Filter the entries that follow, copying every line in which the word "carte" appears.

** Start MATERIALS PROVIDED **

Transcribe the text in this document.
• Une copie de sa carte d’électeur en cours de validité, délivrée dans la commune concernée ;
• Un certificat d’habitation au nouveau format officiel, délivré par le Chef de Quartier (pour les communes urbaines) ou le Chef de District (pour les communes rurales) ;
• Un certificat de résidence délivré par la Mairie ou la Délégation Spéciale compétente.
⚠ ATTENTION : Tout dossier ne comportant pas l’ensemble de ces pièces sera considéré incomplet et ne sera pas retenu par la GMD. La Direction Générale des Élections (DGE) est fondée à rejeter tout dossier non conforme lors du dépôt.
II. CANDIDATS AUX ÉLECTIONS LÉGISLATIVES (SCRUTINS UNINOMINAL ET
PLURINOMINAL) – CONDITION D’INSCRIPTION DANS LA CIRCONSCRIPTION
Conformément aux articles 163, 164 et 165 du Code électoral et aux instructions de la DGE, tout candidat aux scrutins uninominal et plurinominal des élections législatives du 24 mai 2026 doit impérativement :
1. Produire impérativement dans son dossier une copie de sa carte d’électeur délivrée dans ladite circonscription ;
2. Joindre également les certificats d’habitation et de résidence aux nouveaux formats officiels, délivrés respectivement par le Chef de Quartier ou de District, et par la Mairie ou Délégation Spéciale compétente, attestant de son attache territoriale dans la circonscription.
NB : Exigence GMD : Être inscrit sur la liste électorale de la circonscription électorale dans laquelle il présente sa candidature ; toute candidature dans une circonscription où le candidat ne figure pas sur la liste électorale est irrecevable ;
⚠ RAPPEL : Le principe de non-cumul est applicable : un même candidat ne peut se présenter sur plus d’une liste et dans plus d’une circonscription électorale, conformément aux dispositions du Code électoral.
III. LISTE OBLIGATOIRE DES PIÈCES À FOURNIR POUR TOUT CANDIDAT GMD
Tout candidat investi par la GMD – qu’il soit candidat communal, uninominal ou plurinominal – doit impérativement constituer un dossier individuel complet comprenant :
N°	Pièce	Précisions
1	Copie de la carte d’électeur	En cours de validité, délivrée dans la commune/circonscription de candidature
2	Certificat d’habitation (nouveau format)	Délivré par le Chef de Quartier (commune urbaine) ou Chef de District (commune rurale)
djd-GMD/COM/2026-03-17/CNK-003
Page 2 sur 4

** End MATERIALS PROVIDED **

**EXERCISE ANSWER**
• Une copie de sa carte d’électeur en cours de validité, délivrée dans la commune concernée ;
1. Produire impérativement dans son dossier une copie de sa carte d’électeur délivrée dans ladite circonscription ;
1	Copie de la carte d’électeur	En cours de validité, délivrée dans la commune/circonscription de candidature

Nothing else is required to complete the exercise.